Exercise directions: Provide the count of lines that hold "title" and no other output.

— Start Data rows —

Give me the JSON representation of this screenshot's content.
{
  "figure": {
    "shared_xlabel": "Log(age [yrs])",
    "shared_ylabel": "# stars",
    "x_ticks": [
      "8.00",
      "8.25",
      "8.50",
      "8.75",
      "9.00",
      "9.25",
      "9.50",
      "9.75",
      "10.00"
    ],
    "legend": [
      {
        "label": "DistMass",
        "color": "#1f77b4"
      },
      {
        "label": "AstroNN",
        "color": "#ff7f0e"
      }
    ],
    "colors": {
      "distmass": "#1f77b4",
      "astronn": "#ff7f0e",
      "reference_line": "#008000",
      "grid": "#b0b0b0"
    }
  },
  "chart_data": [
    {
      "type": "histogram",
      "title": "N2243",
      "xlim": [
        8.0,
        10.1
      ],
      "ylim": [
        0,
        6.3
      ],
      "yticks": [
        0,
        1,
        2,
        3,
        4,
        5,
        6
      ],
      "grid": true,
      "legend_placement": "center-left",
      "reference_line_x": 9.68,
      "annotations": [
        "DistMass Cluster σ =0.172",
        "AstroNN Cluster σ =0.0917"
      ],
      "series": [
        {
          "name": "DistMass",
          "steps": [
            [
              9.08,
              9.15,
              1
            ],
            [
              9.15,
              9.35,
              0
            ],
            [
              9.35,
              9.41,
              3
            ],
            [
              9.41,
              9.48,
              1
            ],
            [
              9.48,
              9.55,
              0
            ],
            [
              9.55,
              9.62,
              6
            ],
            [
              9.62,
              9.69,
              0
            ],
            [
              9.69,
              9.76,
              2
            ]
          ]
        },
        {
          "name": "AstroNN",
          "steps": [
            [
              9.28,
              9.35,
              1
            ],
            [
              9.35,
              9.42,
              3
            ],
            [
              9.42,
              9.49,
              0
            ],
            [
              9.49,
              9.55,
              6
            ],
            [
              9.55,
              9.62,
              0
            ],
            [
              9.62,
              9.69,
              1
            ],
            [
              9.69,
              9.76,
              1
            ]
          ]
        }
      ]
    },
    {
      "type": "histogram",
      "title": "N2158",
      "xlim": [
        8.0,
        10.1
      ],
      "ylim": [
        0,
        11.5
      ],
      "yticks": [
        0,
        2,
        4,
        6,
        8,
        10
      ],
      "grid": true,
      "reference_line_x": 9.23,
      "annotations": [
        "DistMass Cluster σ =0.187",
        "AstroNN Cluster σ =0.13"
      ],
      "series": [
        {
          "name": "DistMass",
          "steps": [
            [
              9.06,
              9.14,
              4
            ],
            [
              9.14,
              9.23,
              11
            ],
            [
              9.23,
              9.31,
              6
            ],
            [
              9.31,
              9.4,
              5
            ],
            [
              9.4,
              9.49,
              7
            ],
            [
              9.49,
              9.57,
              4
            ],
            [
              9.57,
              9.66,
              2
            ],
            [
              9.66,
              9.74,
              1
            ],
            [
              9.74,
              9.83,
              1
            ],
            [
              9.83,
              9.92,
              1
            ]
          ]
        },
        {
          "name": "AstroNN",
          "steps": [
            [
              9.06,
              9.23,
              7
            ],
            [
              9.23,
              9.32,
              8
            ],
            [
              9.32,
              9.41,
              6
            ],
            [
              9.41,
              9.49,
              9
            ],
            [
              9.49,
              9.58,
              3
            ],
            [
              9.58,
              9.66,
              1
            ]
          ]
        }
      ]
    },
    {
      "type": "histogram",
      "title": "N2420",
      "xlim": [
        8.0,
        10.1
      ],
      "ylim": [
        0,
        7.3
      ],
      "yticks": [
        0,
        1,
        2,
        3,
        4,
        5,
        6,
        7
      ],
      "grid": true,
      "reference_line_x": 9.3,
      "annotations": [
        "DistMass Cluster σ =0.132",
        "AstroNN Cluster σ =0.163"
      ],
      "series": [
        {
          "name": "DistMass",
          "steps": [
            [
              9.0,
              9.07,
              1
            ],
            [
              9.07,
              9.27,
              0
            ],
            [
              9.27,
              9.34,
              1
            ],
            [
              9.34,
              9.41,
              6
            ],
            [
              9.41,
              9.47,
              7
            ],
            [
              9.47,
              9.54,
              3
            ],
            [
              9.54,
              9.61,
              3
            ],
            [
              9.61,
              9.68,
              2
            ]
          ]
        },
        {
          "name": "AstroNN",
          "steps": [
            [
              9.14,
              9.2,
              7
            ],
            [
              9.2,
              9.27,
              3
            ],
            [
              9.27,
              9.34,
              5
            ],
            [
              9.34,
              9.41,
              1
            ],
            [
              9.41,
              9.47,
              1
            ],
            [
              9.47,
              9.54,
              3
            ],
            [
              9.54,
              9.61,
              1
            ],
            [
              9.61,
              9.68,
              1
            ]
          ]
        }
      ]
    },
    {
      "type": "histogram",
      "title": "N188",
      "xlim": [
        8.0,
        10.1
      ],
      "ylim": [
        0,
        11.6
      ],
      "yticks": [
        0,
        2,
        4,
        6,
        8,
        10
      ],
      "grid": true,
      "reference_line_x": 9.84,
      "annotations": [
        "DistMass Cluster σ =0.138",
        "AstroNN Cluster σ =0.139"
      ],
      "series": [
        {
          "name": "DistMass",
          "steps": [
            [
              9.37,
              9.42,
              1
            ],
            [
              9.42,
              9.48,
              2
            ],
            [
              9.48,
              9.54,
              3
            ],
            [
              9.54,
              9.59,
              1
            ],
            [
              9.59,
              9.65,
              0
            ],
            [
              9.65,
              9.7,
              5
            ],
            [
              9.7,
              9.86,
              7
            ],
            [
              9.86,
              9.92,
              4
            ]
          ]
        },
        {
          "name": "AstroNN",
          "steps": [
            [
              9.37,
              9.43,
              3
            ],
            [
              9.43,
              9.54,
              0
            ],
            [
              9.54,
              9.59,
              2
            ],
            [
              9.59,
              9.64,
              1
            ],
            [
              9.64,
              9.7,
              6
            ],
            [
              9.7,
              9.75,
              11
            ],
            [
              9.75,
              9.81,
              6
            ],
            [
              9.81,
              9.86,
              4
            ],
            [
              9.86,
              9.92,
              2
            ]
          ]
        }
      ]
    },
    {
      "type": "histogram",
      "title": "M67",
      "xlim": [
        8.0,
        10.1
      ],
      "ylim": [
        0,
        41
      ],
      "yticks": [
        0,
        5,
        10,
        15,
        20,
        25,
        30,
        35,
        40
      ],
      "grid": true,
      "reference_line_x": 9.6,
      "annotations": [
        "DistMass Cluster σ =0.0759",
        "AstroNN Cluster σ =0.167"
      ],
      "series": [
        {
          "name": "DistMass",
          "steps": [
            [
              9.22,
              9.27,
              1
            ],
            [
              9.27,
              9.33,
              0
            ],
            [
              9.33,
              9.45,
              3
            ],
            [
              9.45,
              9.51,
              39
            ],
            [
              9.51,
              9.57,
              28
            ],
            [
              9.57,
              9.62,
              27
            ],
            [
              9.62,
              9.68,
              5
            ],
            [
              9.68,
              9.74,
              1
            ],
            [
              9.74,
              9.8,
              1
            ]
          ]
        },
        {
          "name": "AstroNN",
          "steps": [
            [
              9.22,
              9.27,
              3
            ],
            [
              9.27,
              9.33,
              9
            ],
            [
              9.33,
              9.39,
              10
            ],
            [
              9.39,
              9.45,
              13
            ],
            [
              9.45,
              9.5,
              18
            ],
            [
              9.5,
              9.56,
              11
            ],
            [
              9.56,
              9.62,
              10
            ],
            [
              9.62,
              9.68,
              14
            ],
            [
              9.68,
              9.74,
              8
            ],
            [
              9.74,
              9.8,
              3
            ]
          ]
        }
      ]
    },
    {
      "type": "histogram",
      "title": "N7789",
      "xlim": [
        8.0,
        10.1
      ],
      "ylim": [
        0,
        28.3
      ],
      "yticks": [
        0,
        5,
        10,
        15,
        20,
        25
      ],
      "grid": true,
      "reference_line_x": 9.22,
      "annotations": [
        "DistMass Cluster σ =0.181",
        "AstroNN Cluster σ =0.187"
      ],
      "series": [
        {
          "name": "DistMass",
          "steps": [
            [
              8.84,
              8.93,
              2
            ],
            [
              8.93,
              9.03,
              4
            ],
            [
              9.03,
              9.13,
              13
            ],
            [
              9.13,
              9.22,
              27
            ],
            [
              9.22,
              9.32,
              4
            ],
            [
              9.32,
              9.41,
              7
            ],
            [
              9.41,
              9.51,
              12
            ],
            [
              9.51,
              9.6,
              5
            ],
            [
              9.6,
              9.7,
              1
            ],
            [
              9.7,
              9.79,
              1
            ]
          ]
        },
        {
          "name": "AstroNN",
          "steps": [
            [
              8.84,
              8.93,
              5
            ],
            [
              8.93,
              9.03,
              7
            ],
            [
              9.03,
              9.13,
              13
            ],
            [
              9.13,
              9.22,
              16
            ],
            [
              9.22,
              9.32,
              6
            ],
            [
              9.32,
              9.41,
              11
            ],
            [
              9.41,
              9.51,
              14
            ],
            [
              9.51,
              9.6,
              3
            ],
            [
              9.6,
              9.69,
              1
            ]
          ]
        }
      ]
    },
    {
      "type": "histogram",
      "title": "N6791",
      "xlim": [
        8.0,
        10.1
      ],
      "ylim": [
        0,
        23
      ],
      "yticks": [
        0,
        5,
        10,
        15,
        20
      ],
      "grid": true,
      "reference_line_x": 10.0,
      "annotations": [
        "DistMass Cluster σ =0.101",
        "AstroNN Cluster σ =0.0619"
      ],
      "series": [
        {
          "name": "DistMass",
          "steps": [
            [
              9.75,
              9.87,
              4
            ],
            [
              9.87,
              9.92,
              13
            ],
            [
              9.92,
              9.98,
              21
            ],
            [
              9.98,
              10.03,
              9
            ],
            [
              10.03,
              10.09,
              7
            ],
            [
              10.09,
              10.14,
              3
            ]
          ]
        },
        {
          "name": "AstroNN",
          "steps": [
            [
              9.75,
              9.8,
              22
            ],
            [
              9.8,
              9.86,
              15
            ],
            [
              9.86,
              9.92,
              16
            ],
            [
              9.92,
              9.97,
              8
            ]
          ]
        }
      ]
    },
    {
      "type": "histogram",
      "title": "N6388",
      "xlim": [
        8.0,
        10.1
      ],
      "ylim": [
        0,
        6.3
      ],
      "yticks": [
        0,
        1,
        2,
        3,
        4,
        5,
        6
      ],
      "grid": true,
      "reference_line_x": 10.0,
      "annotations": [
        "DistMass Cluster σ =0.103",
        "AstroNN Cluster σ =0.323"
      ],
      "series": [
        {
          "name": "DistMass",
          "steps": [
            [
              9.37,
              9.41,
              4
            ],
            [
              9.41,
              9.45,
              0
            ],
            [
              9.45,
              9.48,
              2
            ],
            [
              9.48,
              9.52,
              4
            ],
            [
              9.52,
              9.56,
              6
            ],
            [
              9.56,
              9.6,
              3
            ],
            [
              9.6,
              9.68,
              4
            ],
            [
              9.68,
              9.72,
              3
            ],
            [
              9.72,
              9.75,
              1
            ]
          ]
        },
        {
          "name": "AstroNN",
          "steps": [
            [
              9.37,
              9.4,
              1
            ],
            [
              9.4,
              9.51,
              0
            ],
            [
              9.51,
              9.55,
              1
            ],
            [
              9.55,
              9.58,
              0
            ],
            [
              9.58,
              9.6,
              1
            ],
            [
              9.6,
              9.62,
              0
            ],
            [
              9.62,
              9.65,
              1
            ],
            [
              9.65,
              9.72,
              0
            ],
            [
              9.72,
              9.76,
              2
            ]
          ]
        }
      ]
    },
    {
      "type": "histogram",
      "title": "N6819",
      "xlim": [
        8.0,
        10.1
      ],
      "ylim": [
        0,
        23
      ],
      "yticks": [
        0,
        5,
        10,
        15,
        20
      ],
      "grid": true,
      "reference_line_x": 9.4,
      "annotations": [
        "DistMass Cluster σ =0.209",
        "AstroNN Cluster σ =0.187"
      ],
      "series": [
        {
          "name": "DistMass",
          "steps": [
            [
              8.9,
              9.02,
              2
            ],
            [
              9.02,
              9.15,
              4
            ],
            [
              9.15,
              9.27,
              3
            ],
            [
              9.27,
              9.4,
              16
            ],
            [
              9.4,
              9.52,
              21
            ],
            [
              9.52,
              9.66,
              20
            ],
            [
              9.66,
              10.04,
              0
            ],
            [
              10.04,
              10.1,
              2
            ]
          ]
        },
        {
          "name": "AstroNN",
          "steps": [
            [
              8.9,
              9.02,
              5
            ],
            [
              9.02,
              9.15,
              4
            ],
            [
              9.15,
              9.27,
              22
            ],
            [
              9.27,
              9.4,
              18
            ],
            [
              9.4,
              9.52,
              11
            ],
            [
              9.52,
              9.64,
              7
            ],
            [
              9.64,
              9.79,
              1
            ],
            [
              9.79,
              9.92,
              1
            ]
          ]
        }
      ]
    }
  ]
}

— End Data rows —

Result for this exercise: 9